[Extracted records]
━━━━

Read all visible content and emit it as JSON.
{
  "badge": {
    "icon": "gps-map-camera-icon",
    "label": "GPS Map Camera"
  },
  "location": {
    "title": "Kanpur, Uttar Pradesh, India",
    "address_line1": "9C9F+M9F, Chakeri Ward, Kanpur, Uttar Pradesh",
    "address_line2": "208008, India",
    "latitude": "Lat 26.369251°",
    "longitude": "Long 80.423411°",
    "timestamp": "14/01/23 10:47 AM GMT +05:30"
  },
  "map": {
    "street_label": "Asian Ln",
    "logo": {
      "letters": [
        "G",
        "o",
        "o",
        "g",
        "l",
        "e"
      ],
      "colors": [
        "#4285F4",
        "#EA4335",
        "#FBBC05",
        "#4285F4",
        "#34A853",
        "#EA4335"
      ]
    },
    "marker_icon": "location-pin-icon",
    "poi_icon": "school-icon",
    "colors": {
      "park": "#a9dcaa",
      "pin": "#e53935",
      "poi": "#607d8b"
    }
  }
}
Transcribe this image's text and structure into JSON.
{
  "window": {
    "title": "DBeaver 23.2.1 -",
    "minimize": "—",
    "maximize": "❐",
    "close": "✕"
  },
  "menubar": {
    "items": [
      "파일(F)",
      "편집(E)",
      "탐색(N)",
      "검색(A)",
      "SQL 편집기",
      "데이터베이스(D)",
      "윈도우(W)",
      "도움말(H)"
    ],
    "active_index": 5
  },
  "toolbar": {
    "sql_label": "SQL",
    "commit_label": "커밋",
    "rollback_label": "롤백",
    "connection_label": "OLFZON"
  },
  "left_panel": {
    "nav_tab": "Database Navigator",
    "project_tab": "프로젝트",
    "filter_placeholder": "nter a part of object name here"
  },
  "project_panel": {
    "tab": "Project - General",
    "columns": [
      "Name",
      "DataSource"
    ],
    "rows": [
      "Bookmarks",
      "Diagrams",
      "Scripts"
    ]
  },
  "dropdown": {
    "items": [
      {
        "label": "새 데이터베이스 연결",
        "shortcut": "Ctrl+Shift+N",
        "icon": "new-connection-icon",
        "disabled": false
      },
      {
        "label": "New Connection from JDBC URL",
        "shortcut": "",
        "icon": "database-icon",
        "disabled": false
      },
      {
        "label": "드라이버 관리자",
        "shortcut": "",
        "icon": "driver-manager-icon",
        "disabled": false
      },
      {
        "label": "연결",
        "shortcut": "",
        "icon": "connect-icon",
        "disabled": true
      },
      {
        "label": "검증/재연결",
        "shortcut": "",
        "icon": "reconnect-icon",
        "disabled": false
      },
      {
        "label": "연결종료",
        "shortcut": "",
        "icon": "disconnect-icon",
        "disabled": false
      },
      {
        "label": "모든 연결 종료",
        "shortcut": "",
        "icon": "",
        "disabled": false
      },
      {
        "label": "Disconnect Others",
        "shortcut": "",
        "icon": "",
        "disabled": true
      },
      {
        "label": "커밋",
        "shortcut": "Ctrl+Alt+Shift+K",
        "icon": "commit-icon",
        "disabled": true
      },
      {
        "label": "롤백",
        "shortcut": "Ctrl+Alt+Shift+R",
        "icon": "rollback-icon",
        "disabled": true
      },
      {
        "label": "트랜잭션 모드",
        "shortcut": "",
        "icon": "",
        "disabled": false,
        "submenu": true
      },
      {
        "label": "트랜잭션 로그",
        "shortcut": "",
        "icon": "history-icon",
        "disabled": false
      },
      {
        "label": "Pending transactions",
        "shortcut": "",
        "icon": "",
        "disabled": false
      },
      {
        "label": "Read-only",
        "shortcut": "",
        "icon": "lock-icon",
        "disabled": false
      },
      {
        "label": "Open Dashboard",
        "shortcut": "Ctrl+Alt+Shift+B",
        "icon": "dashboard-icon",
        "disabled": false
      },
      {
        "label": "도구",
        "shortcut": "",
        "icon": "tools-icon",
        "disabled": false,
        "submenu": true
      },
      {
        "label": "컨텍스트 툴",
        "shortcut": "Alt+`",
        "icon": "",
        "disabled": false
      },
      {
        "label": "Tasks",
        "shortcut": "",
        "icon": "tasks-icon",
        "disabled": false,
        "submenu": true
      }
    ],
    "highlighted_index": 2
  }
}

━━━━

Short task
Repeat every record, exactly as written.

Written answer
Read all visible content and emit it as JSON.
{
  "badge": {
    "icon": "gps-map-camera-icon",
    "label": "GPS Map Camera"
  },
  "location": {
    "title": "Kanpur, Uttar Pradesh, India",
    "address_line1": "9C9F+M9F, Chakeri Ward, Kanpur, Uttar Pradesh",
    "address_line2": "208008, India",
    "latitude": "Lat 26.369251°",
    "longitude": "Long 80.423411°",
    "timestamp": "14/01/23 10:47 AM GMT +05:30"
  },
  "map": {
    "street_label": "Asian Ln",
    "logo": {
      "letters": [
        "G",
        "o",
        "o",
        "g",
        "l",
        "e"
      ],
      "colors": [
        "#4285F4",
        "#EA4335",
        "#FBBC05",
        "#4285F4",
        "#34A853",
        "#EA4335"
      ]
    },
    "marker_icon": "location-pin-icon",
    "poi_icon": "school-icon",
    "colors": {
      "park": "#a9dcaa",
      "pin": "#e53935",
      "poi": "#607d8b"
    }
  }
}
Transcribe this image's text and structure into JSON.
{
  "window": {
    "title": "DBeaver 23.2.1 -",
    "minimize": "—",
    "maximize": "❐",
    "close": "✕"
  },
  "menubar": {
    "items": [
      "파일(F)",
      "편집(E)",
      "탐색(N)",
      "검색(A)",
      "SQL 편집기",
      "데이터베이스(D)",
      "윈도우(W)",
      "도움말(H)"
    ],
    "active_index": 5
  },
  "toolbar": {
    "sql_label": "SQL",
    "commit_label": "커밋",
    "rollback_label": "롤백",
    "connection_label": "OLFZON"
  },
  "left_panel": {
    "nav_tab": "Database Navigator",
    "project_tab": "프로젝트",
    "filter_placeholder": "nter a part of object name here"
  },
  "project_panel": {
    "tab": "Project - General",
    "columns": [
      "Name",
      "DataSource"
    ],
    "rows": [
      "Bookmarks",
      "Diagrams",
      "Scripts"
    ]
  },
  "dropdown": {
    "items": [
      {
        "label": "새 데이터베이스 연결",
        "shortcut": "Ctrl+Shift+N",
        "icon": "new-connection-icon",
        "disabled": false
      },
      {
        "label": "New Connection from JDBC URL",
        "shortcut": "",
        "icon": "database-icon",
        "disabled": false
      },
      {
        "label": "드라이버 관리자",
        "shortcut": "",
        "icon": "driver-manager-icon",
        "disabled": false
      },
      {
        "label": "연결",
        "shortcut": "",
        "icon": "connect-icon",
        "disabled": true
      },
      {
        "label": "검증/재연결",
        "shortcut": "",
        "icon": "reconnect-icon",
        "disabled": false
      },
      {
        "label": "연결종료",
        "shortcut": "",
        "icon": "disconnect-icon",
        "disabled": false
      },
      {
        "label": "모든 연결 종료",
        "shortcut": "",
        "icon": "",
        "disabled": false
      },
      {
        "label": "Disconnect Others",
        "shortcut": "",
        "icon": "",
        "disabled": true
      },
      {
        "label": "커밋",
        "shortcut": "Ctrl+Alt+Shift+K",
        "icon": "commit-icon",
        "disabled": true
      },
      {
        "label": "롤백",
        "shortcut": "Ctrl+Alt+Shift+R",
        "icon": "rollback-icon",
        "disabled": true
      },
      {
        "label": "트랜잭션 모드",
        "shortcut": "",
        "icon": "",
        "disabled": false,
        "submenu": true
      },
      {
        "label": "트랜잭션 로그",
        "shortcut": "",
        "icon": "history-icon",
        "disabled": false
      },
      {
        "label": "Pending transactions",
        "shortcut": "",
        "icon": "",
        "disabled": false
      },
      {
        "label": "Read-only",
        "shortcut": "",
        "icon": "lock-icon",
        "disabled": false
      },
      {
        "label": "Open Dashboard",
        "shortcut": "Ctrl+Alt+Shift+B",
        "icon": "dashboard-icon",
        "disabled": false
      },
      {
        "label": "도구",
        "shortcut": "",
        "icon": "tools-icon",
        "disabled": false,
        "submenu": true
      },
      {
        "label": "컨텍스트 툴",
        "shortcut": "Alt+`",
        "icon": "",
        "disabled": false
      },
      {
        "label": "Tasks",
        "shortcut": "",
        "icon": "tasks-icon",
        "disabled": false,
        "submenu": true
      }
    ],
    "highlighted_index": 2
  }
}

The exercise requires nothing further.